### Challenge
Check each line of the listing, and copy it if it contains the word "системе".

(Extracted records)
· · ·
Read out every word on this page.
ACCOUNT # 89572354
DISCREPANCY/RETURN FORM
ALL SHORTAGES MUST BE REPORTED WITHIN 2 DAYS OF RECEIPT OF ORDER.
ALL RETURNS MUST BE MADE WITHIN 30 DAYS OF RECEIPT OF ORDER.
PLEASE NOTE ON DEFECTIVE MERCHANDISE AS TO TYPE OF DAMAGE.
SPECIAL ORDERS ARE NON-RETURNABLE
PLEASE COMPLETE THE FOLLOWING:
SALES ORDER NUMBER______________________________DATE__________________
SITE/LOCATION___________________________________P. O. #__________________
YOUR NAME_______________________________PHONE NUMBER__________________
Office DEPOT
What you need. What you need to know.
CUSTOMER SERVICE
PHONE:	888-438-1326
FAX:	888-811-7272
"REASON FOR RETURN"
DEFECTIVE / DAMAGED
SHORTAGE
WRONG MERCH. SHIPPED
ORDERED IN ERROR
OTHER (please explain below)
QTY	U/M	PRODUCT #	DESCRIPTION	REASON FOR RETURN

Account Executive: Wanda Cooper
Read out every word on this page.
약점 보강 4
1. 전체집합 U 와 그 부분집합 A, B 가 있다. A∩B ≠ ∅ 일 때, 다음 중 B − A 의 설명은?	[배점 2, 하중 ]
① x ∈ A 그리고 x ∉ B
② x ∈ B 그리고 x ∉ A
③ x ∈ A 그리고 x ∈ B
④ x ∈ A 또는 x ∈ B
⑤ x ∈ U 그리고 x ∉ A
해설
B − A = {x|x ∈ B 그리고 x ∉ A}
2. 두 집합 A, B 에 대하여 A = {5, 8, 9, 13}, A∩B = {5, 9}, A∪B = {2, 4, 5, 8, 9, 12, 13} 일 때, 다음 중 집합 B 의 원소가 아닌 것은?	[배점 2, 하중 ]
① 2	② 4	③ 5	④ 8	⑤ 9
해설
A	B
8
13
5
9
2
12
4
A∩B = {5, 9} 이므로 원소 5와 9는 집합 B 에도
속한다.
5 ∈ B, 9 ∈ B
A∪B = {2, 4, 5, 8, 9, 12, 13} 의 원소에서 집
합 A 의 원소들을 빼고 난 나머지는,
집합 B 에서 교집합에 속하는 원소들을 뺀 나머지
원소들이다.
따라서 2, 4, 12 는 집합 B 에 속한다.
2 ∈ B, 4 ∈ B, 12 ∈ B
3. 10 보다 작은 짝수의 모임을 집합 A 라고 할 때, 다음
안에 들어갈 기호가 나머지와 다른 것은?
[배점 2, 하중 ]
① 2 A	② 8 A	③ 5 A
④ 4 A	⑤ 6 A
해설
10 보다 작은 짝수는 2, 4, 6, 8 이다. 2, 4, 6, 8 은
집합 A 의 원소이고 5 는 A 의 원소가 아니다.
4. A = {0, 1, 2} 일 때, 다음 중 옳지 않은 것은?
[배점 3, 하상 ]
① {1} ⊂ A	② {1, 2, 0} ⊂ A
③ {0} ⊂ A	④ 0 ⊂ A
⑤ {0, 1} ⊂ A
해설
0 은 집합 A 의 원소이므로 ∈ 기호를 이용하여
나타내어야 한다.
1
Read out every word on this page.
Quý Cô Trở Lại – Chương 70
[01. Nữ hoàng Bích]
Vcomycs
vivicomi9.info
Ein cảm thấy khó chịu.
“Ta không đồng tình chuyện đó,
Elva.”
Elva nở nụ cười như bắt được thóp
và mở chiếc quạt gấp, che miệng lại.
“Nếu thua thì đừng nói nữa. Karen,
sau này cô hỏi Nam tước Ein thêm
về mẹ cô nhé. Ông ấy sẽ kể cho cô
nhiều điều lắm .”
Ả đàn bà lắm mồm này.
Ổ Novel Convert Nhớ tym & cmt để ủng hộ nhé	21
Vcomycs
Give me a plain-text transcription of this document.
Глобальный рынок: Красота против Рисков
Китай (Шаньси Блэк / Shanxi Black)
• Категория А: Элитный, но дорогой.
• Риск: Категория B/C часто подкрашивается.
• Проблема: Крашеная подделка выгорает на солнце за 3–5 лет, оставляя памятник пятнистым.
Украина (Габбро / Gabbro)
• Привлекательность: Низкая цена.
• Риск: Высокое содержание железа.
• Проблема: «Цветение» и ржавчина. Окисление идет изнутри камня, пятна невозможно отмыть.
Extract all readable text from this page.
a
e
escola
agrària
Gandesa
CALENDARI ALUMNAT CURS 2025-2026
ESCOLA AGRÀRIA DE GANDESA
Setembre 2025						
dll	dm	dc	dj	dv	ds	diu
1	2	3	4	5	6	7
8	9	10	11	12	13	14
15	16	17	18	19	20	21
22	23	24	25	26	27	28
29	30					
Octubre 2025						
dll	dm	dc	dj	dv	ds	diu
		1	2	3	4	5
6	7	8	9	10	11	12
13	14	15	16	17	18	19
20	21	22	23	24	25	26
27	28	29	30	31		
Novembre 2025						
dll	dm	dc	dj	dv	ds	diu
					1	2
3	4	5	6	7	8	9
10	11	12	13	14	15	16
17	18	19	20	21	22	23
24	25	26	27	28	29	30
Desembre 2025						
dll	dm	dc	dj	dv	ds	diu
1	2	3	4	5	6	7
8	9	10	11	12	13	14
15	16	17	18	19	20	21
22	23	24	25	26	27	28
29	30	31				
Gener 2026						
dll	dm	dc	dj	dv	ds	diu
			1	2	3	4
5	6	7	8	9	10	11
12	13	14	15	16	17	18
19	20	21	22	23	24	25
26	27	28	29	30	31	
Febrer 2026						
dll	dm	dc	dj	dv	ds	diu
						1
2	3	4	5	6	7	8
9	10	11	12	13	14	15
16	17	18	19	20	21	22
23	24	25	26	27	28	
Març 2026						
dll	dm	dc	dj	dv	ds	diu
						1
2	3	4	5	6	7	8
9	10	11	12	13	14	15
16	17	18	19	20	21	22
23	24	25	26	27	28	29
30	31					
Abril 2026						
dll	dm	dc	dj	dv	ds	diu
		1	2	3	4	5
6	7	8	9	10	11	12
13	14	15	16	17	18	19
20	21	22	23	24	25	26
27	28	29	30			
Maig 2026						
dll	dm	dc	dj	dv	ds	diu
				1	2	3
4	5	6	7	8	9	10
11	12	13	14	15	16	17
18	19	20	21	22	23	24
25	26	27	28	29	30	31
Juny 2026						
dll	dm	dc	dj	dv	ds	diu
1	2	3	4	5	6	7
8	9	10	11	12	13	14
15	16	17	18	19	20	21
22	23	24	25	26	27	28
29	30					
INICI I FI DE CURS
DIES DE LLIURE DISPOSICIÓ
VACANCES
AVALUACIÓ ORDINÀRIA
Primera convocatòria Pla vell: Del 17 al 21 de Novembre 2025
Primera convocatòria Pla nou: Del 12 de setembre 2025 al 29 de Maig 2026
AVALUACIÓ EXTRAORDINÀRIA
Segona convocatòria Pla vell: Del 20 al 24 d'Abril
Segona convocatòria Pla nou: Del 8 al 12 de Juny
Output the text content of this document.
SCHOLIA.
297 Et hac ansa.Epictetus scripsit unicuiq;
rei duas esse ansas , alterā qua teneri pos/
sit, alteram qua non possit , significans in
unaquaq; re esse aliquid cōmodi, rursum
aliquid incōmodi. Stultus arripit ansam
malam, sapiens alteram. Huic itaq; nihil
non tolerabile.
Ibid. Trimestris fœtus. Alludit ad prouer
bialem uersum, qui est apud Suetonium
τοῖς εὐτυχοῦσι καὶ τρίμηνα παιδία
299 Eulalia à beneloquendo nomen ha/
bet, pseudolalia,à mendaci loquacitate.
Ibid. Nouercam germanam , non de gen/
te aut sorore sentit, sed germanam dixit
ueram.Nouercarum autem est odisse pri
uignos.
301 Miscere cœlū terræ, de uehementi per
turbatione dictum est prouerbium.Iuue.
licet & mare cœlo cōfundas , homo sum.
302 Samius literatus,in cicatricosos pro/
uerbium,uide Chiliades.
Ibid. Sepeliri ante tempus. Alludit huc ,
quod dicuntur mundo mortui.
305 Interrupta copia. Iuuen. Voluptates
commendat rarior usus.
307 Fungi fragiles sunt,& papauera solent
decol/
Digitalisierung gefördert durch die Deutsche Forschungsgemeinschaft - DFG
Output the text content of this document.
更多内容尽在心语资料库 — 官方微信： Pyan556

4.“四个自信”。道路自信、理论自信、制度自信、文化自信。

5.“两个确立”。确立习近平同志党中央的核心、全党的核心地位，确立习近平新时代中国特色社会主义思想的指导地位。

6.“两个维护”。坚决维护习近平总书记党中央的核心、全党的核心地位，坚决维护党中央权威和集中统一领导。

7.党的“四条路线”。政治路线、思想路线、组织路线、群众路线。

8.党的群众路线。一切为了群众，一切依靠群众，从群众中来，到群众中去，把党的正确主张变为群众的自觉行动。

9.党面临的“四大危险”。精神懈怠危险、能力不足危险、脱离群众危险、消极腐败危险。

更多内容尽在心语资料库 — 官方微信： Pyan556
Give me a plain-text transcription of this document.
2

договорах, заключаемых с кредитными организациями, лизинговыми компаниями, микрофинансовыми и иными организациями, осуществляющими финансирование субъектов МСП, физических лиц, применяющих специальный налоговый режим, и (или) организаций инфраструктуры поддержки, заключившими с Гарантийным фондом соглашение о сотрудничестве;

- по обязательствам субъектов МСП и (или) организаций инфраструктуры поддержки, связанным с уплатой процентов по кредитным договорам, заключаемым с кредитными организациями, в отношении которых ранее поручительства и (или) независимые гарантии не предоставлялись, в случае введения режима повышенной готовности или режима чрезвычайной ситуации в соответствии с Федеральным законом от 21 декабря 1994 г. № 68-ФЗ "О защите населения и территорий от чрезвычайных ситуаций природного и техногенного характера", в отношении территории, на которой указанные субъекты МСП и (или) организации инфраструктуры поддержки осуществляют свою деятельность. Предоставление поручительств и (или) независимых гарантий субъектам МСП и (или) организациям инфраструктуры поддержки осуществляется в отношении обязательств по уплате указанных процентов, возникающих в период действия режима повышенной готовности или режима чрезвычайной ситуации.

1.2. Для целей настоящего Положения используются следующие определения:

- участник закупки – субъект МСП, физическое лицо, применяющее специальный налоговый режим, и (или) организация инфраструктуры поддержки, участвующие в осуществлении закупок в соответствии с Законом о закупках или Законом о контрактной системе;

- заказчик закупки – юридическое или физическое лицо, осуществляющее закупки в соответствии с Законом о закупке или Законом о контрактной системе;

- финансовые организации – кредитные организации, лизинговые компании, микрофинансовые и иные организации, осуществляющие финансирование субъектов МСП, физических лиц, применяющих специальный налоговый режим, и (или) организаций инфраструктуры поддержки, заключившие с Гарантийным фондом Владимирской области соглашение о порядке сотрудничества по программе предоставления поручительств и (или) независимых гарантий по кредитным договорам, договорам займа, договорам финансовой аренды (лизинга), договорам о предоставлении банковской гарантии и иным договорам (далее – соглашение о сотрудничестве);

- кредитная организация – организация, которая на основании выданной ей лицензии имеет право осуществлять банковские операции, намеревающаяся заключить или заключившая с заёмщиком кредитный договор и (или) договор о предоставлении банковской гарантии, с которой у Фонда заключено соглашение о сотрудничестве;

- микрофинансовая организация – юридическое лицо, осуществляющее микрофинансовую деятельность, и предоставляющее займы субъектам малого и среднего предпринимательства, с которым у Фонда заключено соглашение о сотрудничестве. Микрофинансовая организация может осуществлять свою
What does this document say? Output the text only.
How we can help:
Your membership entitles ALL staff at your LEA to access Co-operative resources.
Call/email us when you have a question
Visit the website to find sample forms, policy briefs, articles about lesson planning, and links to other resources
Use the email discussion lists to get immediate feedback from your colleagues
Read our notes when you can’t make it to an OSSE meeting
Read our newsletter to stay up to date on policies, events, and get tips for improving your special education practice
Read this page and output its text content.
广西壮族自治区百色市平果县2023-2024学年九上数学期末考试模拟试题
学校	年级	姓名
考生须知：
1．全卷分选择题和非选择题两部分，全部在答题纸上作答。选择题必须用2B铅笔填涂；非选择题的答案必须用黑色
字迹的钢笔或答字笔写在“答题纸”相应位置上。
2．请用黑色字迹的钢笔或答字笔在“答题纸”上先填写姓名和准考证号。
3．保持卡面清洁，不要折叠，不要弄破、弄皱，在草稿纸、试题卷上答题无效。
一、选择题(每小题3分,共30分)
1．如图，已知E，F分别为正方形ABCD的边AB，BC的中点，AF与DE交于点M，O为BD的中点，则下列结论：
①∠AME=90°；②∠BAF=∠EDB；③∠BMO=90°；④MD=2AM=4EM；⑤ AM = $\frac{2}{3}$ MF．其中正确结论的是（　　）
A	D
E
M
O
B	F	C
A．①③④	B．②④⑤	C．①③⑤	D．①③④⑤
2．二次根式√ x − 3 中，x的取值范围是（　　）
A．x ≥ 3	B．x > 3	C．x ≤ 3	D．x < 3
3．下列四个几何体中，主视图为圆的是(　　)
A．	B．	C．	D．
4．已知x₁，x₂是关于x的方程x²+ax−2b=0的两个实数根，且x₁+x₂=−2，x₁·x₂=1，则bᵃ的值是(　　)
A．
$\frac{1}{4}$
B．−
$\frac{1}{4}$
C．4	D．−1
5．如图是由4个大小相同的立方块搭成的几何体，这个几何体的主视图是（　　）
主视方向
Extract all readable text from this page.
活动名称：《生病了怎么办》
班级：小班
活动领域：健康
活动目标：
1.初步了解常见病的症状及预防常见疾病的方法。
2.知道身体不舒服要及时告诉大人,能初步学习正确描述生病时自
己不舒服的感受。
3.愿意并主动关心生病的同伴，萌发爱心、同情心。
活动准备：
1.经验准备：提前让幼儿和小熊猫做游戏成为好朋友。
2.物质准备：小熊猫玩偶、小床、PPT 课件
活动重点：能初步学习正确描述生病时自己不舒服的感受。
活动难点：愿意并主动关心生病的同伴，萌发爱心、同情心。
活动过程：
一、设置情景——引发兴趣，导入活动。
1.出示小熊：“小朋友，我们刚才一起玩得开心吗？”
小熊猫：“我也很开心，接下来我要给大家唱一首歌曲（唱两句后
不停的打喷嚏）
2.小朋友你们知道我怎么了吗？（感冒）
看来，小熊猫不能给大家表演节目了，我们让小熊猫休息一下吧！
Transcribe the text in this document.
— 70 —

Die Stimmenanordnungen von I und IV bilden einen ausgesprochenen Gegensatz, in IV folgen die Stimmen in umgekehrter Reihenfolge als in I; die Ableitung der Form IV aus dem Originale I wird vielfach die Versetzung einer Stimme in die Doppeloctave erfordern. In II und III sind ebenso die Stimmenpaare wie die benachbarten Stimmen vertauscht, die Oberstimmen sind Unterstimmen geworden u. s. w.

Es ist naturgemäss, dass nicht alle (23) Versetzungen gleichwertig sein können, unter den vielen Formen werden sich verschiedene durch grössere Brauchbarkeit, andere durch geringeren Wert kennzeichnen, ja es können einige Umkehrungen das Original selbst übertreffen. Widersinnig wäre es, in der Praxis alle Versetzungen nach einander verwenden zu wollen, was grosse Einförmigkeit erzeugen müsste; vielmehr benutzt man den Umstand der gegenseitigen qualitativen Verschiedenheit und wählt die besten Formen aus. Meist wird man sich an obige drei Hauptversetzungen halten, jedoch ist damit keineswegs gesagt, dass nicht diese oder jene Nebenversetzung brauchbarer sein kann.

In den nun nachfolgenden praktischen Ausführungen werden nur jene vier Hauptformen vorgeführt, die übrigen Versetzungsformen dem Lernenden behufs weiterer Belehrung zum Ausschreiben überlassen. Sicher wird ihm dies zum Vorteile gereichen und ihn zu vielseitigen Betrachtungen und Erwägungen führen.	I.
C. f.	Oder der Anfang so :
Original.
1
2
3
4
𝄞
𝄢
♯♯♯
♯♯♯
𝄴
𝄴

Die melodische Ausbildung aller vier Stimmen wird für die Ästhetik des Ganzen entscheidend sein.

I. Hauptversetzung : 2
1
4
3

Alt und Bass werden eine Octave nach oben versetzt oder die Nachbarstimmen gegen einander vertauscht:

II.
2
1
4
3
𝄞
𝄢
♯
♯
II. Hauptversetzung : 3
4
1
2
· · ·
### Correct response
- участник закупки – субъект МСП, физическое лицо, применяющее специальный налоговый режим, и (или) организация инфраструктуры поддержки, участвующие в осуществлении закупок в соответствии с Законом о закупках или Законом о контрактной системе;
- заказчик закупки – юридическое или физическое лицо, осуществляющее закупки в соответствии с Законом о закупке или Законом о контрактной системе;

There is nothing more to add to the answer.